## Material supplied
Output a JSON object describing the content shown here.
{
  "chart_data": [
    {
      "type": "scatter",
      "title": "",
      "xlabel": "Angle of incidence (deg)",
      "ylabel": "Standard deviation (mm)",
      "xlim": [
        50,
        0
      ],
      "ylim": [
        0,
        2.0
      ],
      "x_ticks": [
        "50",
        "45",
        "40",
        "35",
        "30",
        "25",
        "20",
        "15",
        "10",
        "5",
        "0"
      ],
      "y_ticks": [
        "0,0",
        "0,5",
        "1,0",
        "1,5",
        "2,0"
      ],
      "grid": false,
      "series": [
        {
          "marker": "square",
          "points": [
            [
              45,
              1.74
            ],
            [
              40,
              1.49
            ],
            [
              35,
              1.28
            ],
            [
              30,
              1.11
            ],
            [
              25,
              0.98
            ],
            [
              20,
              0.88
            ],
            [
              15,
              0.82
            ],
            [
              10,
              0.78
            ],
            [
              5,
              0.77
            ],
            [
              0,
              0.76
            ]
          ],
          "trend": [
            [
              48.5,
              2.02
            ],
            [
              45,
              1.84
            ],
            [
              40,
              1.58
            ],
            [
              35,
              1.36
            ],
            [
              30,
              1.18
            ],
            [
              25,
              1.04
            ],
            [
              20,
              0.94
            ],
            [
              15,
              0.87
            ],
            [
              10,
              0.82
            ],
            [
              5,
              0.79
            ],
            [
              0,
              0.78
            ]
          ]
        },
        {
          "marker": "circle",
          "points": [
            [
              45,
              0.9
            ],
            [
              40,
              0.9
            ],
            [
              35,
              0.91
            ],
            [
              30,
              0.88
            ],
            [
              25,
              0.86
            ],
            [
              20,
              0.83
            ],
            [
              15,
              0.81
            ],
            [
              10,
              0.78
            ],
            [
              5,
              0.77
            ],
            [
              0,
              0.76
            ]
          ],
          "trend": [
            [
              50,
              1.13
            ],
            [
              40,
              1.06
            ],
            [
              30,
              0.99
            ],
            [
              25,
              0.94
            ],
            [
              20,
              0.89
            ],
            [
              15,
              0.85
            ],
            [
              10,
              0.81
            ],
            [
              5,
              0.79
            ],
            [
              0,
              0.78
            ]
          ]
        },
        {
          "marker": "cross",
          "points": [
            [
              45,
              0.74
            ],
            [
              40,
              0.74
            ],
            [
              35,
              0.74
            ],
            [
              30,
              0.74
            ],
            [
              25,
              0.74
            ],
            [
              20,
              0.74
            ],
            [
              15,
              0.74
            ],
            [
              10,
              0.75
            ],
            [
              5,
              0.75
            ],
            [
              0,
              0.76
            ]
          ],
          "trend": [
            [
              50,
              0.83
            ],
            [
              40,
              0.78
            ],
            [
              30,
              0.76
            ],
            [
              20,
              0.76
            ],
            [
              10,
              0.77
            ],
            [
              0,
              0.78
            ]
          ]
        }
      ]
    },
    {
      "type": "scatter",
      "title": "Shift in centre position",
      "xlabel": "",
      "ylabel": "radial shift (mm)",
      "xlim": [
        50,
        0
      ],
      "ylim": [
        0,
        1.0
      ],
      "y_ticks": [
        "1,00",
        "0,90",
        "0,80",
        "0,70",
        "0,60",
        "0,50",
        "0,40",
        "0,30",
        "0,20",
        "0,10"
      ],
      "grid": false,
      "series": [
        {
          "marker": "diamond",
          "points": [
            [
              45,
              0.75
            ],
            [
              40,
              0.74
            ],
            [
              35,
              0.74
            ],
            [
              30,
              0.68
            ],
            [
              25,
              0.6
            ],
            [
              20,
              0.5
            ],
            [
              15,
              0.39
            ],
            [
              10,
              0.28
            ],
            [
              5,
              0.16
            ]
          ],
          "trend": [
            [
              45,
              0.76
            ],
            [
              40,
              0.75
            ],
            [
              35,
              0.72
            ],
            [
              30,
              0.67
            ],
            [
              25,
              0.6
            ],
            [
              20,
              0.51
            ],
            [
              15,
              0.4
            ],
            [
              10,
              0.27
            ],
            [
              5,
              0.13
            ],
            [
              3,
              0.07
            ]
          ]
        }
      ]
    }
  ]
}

## Job
Check each line of the records for the word "xlabel" and extract those that contain it.

## Answer to the exercise
      "xlabel": "Angle of incidence (deg)",
      "xlabel": "",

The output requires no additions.